WORK TO BE COMPLETED:
Keep only the lines that hold the string "Equity", filtering out the rest of the entries below.

Records from a data source:

══════════

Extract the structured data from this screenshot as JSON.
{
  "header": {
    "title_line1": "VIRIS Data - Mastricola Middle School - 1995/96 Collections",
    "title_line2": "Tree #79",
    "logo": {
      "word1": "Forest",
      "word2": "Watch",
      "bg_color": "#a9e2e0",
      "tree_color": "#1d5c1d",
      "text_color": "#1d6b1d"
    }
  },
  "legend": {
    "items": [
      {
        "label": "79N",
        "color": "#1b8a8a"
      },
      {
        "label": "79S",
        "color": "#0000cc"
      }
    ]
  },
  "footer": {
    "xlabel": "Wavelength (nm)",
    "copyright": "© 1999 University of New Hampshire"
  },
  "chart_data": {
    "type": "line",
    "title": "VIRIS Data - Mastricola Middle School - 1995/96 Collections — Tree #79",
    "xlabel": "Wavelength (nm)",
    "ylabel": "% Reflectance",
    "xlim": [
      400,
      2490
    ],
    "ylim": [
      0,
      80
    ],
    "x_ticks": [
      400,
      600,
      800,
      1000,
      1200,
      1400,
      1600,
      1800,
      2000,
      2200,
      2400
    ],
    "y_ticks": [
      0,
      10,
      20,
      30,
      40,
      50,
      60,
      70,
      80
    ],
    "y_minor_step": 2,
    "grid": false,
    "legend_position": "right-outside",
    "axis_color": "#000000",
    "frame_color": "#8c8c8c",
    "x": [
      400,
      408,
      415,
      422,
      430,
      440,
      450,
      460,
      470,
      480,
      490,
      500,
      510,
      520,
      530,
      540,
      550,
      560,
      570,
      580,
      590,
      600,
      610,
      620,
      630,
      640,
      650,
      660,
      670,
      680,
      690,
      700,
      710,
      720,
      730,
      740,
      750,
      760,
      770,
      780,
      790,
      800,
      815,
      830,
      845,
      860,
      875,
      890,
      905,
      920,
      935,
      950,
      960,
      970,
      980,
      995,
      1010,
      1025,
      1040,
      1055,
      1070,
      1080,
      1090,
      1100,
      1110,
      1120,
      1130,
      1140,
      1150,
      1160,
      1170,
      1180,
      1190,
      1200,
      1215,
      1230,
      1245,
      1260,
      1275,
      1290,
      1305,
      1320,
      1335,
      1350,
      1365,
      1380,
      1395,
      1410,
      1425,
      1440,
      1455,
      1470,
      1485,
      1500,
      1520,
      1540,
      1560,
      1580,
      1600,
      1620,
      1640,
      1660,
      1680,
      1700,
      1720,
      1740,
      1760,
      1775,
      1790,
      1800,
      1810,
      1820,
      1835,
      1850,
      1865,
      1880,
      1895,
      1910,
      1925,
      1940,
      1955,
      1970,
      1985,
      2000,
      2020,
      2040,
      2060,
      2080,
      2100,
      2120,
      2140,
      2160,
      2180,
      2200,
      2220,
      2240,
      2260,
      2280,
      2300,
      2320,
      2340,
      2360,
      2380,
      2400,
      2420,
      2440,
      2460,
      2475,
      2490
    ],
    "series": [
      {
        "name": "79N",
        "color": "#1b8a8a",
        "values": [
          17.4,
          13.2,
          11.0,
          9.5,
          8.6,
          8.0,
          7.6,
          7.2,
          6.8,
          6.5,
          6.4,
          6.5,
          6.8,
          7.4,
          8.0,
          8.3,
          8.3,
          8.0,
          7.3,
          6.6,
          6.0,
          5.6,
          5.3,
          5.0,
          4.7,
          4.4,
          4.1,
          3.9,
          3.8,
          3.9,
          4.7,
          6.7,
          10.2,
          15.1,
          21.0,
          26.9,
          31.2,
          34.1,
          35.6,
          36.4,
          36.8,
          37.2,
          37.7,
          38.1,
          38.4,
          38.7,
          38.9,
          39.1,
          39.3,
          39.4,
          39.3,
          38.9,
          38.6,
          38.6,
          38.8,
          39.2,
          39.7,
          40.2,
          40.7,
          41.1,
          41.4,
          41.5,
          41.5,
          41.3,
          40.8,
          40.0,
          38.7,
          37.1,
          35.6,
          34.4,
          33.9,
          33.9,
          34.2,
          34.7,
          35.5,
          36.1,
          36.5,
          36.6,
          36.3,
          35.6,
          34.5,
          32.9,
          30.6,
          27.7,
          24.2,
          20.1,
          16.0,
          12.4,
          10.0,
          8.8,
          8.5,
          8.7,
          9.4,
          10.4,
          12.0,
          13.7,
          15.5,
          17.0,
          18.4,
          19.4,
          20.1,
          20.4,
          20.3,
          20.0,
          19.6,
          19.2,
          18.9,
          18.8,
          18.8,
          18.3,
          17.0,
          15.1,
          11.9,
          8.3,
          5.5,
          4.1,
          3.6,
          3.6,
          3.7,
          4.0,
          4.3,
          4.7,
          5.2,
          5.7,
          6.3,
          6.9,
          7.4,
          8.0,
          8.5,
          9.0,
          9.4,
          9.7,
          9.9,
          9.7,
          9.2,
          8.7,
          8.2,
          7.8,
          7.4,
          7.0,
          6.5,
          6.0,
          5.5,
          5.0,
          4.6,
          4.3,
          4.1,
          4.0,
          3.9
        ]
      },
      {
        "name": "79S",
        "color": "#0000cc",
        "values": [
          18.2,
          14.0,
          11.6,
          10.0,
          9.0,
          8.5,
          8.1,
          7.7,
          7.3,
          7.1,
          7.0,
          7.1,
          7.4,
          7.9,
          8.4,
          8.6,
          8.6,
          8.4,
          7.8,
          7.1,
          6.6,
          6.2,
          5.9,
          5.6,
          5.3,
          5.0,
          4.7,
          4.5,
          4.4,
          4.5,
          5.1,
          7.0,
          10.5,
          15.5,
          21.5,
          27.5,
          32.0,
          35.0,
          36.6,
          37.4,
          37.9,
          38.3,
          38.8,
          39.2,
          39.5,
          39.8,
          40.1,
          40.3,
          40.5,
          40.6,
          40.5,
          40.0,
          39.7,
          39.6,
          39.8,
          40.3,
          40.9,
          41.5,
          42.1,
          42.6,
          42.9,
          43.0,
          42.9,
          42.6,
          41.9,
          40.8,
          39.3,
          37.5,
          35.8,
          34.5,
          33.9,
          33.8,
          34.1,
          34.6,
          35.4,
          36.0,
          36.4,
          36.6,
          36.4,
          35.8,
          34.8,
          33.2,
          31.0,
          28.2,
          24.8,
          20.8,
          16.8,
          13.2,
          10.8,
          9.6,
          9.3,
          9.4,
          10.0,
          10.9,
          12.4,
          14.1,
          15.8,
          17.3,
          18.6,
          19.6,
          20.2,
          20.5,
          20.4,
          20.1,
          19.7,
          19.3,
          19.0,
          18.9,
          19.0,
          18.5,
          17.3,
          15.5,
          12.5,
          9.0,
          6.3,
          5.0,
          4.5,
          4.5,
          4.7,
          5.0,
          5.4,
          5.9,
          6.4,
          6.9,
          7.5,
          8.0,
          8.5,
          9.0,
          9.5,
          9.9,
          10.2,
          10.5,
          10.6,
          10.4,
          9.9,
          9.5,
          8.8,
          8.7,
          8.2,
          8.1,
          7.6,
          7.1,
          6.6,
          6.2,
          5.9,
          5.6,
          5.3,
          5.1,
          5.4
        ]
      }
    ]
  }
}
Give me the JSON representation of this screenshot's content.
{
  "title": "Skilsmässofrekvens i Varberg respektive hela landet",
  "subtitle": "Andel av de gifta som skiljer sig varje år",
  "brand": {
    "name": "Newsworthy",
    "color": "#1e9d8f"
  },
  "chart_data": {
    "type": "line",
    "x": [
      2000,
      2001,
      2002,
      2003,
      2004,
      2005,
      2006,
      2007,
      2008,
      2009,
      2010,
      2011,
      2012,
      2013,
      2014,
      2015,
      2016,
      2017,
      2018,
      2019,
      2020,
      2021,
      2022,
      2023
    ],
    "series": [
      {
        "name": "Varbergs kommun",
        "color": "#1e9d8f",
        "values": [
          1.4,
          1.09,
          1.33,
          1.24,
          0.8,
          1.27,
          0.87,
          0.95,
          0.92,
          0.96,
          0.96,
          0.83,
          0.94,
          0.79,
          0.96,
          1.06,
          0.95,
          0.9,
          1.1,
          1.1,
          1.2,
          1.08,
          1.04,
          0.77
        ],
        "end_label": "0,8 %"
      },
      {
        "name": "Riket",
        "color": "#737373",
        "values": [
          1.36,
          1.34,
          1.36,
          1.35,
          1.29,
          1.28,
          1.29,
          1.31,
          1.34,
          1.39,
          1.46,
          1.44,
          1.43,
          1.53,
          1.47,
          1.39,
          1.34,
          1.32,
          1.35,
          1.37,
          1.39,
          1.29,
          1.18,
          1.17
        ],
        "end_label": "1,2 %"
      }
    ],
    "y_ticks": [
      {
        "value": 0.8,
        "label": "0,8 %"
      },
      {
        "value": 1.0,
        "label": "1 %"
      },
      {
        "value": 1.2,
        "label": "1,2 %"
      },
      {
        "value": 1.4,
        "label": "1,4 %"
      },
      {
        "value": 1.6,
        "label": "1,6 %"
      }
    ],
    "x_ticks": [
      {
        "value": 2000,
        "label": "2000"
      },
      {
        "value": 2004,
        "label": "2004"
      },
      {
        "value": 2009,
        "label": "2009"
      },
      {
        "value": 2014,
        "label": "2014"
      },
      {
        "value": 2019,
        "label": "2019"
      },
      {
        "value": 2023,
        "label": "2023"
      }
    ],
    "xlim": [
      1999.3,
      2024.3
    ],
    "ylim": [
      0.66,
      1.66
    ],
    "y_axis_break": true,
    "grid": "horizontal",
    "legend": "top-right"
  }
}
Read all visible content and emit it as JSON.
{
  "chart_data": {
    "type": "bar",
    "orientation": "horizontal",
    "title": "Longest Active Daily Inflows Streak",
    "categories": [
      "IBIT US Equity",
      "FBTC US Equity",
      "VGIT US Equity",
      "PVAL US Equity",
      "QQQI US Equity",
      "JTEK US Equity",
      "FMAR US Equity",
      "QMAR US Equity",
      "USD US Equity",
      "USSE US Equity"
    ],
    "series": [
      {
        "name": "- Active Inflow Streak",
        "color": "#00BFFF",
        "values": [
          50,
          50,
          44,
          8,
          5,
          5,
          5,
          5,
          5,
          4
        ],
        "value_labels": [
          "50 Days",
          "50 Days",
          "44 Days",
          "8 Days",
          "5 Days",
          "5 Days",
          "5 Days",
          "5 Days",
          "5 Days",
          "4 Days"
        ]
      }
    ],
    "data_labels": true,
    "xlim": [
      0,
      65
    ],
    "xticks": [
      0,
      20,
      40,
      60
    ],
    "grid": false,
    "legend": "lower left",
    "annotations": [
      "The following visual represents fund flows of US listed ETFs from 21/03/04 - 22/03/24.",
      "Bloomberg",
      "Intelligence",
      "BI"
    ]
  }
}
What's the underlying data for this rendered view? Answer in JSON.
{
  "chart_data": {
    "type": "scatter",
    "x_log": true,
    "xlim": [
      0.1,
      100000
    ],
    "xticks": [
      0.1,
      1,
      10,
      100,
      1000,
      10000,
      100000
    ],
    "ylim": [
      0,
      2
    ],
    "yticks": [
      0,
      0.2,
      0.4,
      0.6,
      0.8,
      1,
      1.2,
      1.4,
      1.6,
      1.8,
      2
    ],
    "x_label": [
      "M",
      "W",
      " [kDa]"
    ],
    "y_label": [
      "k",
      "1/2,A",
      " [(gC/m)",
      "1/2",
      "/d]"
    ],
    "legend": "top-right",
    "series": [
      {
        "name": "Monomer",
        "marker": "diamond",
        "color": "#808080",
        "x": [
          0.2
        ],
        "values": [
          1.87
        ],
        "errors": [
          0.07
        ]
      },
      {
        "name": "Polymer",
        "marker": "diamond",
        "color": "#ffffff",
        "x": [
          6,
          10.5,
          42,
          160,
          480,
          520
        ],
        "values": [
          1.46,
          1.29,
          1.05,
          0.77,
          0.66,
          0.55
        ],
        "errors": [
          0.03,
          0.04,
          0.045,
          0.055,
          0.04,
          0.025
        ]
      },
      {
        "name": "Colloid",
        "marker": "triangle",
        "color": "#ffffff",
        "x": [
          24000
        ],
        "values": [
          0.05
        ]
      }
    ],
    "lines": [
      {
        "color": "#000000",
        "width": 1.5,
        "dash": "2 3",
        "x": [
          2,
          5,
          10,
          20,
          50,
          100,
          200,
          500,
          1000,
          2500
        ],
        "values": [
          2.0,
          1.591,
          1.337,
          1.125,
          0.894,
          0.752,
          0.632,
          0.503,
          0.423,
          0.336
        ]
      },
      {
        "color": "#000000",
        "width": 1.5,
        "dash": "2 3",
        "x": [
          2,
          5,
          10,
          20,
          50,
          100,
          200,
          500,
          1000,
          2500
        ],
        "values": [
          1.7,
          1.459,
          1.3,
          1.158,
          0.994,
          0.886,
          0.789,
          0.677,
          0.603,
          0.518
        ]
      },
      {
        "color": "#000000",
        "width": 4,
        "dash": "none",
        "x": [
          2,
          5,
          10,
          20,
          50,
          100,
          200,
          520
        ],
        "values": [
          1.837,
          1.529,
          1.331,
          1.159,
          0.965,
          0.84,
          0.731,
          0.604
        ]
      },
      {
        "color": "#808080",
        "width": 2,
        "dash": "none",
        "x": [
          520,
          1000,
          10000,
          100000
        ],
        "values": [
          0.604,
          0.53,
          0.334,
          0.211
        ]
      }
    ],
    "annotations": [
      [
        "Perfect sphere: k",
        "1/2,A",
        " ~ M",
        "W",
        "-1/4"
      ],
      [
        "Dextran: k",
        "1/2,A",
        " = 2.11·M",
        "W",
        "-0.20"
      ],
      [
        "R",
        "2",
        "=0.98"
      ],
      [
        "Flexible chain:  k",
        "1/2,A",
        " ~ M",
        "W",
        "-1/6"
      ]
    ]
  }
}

══════════

RESPONSE BELOW:
      "IBIT US Equity",
      "FBTC US Equity",
      "VGIT US Equity",
      "PVAL US Equity",
      "QQQI US Equity",
      "JTEK US Equity",
      "FMAR US Equity",
      "QMAR US Equity",
      "USD US Equity",
      "USSE US Equity"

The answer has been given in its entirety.